RECORDS SUPPLIED:

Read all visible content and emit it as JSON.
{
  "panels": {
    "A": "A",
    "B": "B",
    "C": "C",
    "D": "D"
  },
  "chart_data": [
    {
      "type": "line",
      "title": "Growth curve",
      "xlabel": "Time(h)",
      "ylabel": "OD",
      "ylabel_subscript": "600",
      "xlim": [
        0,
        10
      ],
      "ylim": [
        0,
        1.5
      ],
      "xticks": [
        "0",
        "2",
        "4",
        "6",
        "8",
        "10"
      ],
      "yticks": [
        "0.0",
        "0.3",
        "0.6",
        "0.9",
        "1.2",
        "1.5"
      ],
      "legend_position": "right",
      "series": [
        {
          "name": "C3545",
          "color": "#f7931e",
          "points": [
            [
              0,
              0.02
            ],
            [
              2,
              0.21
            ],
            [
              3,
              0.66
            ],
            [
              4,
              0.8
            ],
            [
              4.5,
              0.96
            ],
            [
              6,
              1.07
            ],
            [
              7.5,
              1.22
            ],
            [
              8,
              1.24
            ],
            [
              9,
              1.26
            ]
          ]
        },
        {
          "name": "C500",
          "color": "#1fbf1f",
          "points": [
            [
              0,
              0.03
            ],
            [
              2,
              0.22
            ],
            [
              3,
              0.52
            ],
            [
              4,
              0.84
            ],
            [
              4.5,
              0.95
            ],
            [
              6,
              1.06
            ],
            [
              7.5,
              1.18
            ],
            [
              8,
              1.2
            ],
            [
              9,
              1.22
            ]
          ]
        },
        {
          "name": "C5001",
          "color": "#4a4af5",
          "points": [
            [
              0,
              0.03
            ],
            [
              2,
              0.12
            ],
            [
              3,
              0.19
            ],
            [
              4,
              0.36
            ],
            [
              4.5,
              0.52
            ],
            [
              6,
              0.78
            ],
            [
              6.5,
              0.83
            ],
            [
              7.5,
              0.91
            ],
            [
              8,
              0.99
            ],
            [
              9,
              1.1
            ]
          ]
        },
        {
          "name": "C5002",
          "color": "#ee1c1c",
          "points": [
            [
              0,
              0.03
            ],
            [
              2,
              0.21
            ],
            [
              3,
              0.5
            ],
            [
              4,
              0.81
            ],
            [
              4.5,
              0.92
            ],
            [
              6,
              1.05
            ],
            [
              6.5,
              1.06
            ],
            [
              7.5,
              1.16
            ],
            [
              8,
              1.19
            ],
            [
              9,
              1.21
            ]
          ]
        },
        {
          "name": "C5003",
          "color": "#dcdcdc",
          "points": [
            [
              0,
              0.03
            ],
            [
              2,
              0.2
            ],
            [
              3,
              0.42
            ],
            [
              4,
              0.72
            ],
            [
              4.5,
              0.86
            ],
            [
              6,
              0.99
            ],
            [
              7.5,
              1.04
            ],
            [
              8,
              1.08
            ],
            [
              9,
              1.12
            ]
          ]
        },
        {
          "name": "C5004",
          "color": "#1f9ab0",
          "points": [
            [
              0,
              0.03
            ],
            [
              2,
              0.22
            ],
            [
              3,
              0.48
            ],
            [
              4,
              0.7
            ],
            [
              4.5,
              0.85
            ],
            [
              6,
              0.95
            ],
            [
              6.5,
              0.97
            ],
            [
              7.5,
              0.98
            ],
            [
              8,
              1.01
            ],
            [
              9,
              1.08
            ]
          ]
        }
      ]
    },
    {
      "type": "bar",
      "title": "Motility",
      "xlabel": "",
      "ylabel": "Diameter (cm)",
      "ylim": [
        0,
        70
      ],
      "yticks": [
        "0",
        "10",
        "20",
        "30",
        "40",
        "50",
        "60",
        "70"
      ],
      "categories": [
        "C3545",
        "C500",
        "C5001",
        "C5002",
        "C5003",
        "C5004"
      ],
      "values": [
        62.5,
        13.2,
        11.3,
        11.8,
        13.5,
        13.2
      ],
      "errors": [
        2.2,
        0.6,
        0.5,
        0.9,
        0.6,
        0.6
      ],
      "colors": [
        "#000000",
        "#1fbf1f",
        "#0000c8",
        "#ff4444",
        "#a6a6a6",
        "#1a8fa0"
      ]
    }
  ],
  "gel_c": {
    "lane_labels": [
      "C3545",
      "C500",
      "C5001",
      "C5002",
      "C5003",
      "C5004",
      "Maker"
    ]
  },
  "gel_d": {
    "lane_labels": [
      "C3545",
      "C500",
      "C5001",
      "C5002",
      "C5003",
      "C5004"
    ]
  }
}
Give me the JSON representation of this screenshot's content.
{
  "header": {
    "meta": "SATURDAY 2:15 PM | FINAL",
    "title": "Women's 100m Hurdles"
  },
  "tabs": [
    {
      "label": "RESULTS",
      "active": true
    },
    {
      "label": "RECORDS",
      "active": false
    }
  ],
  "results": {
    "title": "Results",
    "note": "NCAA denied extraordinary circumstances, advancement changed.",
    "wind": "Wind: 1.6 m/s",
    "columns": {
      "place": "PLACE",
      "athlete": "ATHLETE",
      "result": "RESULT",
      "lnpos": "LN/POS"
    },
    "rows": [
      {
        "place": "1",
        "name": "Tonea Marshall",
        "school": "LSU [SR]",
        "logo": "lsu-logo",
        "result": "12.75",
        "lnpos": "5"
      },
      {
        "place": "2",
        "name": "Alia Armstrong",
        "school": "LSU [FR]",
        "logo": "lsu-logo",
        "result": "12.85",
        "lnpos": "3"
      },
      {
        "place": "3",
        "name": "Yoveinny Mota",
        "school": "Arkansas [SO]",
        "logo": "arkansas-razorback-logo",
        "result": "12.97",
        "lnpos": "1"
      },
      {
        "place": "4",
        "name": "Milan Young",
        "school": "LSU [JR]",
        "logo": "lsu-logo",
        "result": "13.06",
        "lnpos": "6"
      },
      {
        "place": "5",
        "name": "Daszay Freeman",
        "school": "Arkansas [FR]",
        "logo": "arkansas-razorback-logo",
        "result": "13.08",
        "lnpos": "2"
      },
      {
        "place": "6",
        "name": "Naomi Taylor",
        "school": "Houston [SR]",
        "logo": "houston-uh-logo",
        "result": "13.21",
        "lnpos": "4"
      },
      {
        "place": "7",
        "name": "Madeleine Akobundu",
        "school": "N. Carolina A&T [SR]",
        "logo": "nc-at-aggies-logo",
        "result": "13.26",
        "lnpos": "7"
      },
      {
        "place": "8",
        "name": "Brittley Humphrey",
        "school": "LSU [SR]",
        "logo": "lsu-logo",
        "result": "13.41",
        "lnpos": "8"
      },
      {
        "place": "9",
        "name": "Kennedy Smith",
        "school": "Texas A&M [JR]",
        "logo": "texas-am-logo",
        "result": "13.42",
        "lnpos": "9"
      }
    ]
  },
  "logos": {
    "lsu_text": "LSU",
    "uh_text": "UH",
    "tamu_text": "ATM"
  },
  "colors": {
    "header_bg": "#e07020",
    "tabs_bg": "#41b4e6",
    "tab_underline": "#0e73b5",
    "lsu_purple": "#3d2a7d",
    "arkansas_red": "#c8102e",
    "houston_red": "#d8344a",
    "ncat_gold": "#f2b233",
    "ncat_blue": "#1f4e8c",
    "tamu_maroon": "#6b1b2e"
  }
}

DIRECTION:
Copy each line from the records above that includes the string "school".

SOLUTION TO THE EXERCISE:
        "school": "LSU [SR]",
        "school": "LSU [FR]",
        "school": "Arkansas [SO]",
        "school": "LSU [JR]",
        "school": "Arkansas [FR]",
        "school": "Houston [SR]",
        "school": "N. Carolina A&T [SR]",
        "school": "LSU [SR]",
        "school": "Texas A&M [JR]",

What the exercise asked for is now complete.